The Volunteer Spirit


Volunteers—that’s who we are. Our unique character is built on our region’s history of showing up to serve. In our community, across the state, and around the world, our Volunteer family is changing lives for the better through our service work, educational excellence, and expertise.

Giving Voice

Singer-songwriter Anne Buckle (’11)

Singer-songwriter Anne Buckle (’11) first became interested in refugees at an arts in education conference in 2016. When a presenter said one in every 122 people is a refugee, it moved her to action. Buckle signed up with World Relief Nashville to tutor refugees in English. She quickly learned how the teens struggled to fit into their new country. To give the refugees an outlet for musical expression, she founded a non-profit called 3 Chords. The name comes from songwriter Harlan Howard’s often-quoted description of country songs as “three chords and the truth.” Read More.

My Degree Matters

My Degree Matters was the theme of our Welcome Week event in August 2019. We hosted our first-year students and showcased all we have to offer in the College of Arts and Sciences. Our students wrote answers on sticky notes as to why their degree matters– from solving the world’s biggest problems and helping others to acquiring transferable skills and being creative. Whether they are exploring their options or already on their chosen career path, members of the incoming first year class are inspired to change the world.

[Records from a data collection]
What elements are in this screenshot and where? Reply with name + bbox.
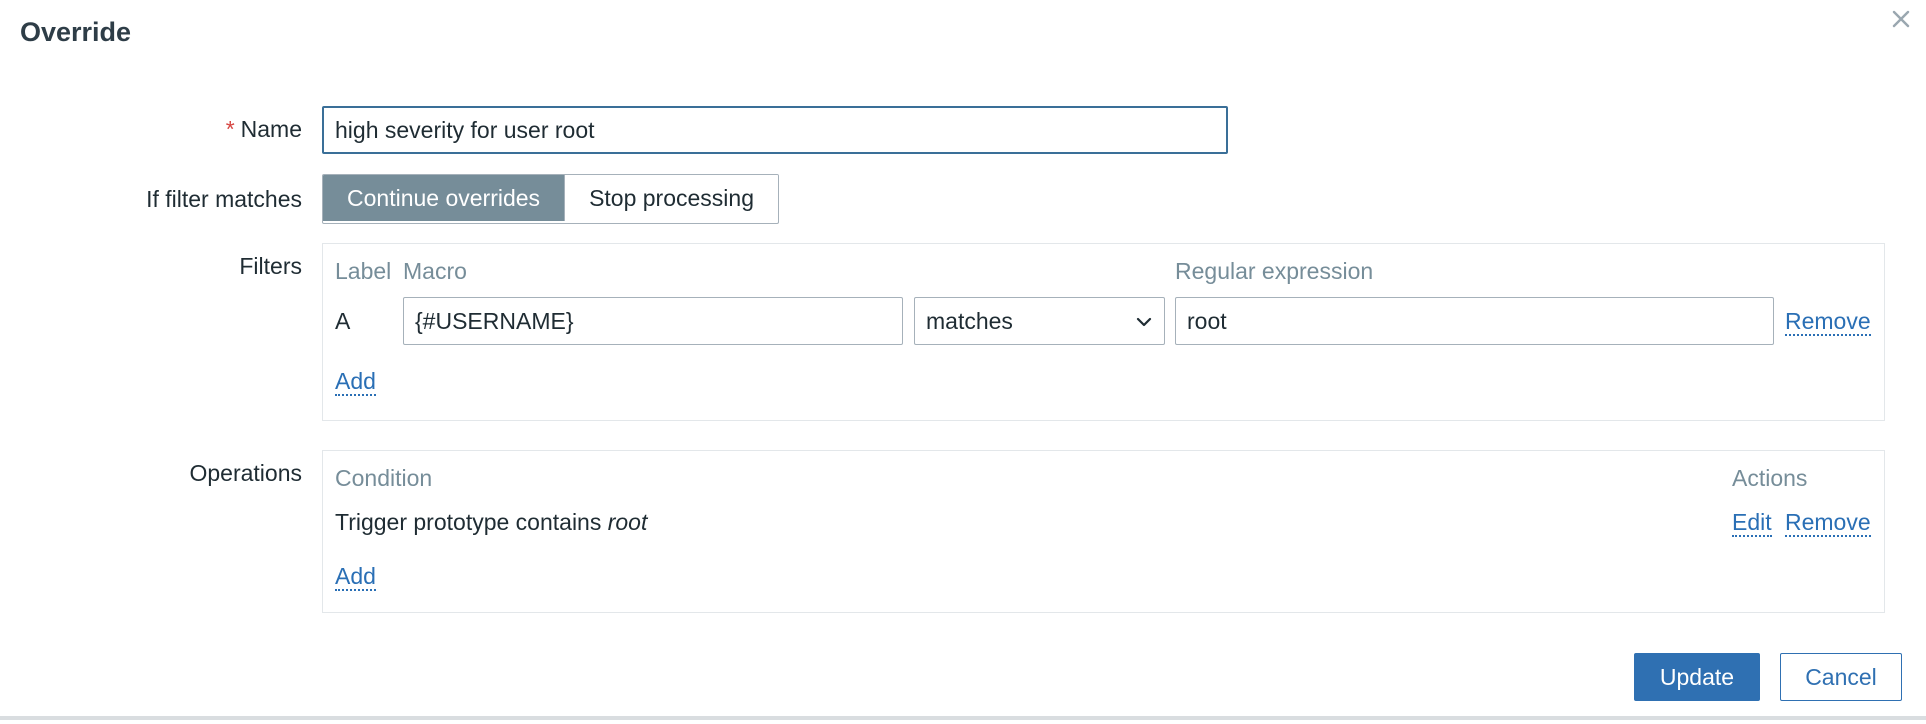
regex-input[interactable] <box>1175 297 1774 345</box>
name-label: * Name <box>226 116 302 143</box>
operation-condition: Trigger prototype contains root <box>335 509 647 536</box>
override-dialog: Override *Name If filter matches Continu… <box>0 0 1926 720</box>
close-icon[interactable] <box>1884 2 1918 36</box>
filter-remove-link[interactable]: Remove <box>1785 308 1871 336</box>
update-button[interactable]: Update <box>1634 653 1760 701</box>
name-label-text: Name <box>240 116 302 142</box>
operator-select[interactable]: matches <box>914 297 1165 345</box>
required-marker: * <box>225 116 235 142</box>
filters-header-regex: Regular expression <box>1175 258 1374 284</box>
filter-row-label: A <box>335 308 351 334</box>
name-input[interactable] <box>322 106 1228 154</box>
cancel-button[interactable]: Cancel <box>1780 653 1902 701</box>
stop-processing-option[interactable]: Stop processing <box>564 175 778 221</box>
filter-match-toggle: Continue overrides Stop processing <box>322 174 779 224</box>
filters-label: Filters <box>239 253 302 279</box>
operation-condition-text: Trigger prototype contains <box>335 509 608 535</box>
operations-label: Operations <box>189 460 302 486</box>
filter-match-label: If filter matches <box>146 186 302 212</box>
operator-select-value: matches <box>926 307 1013 334</box>
macro-input[interactable] <box>403 297 903 345</box>
filters-header-label: Label <box>335 258 392 284</box>
operations-header-condition: Condition <box>335 465 433 491</box>
continue-overrides-option[interactable]: Continue overrides <box>323 175 565 221</box>
chevron-down-icon <box>1136 317 1152 327</box>
operations-table: Condition Actions Trigger prototype cont… <box>322 450 1885 613</box>
filter-add-link[interactable]: Add <box>335 368 376 396</box>
operation-condition-value: root <box>607 509 648 535</box>
operation-edit-link[interactable]: Edit <box>1732 509 1772 537</box>
filters-table: Label Macro Regular expression A matches… <box>322 243 1885 421</box>
operations-header-actions: Actions <box>1732 465 1808 491</box>
dialog-title: Override <box>20 17 132 47</box>
filters-header-macro: Macro <box>403 258 467 284</box>
operation-add-link[interactable]: Add <box>335 563 376 591</box>
operation-remove-link[interactable]: Remove <box>1785 509 1871 537</box>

Actions to take »
a - From the entries, reproduce the lines starting at the line with "regex-input[interactable] <box>1175 297" up to and including the line with "filter-add-link[interactable]: Add <box>335".
b - Resume the passage about the Volunteer Spirit after its final sentence.
The passage about the Volunteer Spirit and the entries are separate, unrelated material.

Responses »
a -
regex-input[interactable] <box>1175 297 1774 345</box>
name-label: * Name <box>226 116 302 143</box>
operation-condition: Trigger prototype contains root <box>335 509 647 536</box>
override-dialog: Override *Name If filter matches Continu… <box>0 0 1926 720</box>
close-icon[interactable] <box>1884 2 1918 36</box>
filter-remove-link[interactable]: Remove <box>1785 308 1871 336</box>
update-button[interactable]: Update <box>1634 653 1760 701</box>
name-label-text: Name <box>240 116 302 142</box>
operator-select[interactable]: matches <box>914 297 1165 345</box>
required-marker: * <box>225 116 235 142</box>
filters-header-regex: Regular expression <box>1175 258 1374 284</box>
filter-row-label: A <box>335 308 351 334</box>
name-input[interactable] <box>322 106 1228 154</box>
cancel-button[interactable]: Cancel <box>1780 653 1902 701</box>
stop-processing-option[interactable]: Stop processing <box>564 175 778 221</box>
filter-match-toggle: Continue overrides Stop processing <box>322 174 779 224</box>
filters-label: Filters <box>239 253 302 279</box>
operation-condition-text: Trigger prototype contains <box>335 509 608 535</box>
operations-label: Operations <box>189 460 302 486</box>
filter-match-label: If filter matches <box>146 186 302 212</box>
operator-select-value: matches <box>926 307 1013 334</box>
macro-input[interactable] <box>403 297 903 345</box>
filters-header-label: Label <box>335 258 392 284</box>
operations-header-condition: Condition <box>335 465 433 491</box>
continue-overrides-option[interactable]: Continue overrides <box>323 175 565 221</box>
chevron-down-icon <box>1136 317 1152 327</box>
operations-table: Condition Actions Trigger prototype cont… <box>322 450 1885 613</box>
filter-add-link[interactable]: Add <box>335 368 376 396</box>

b -
College Ambassadors

The College of Arts & Sciences Ambassadors are students majoring in our college who help incoming students discover the breadth and depth of all we have to offer. During campus tours, they meet with students to answer questions about what it is like to be a student in the college and a member of the UT Volunteer family. Learn more about the student ambassadors online.

Ashtyn Hill

“I decided to become an ambassador because I wanted the chance to share the amazing opportunities UT has given me with potential students. When we give a tour or talk to a prospective student, they are gaining a perspective that is unique and personal. In my opinion, that is something prospective students and families remember when they think about their visit to UT.”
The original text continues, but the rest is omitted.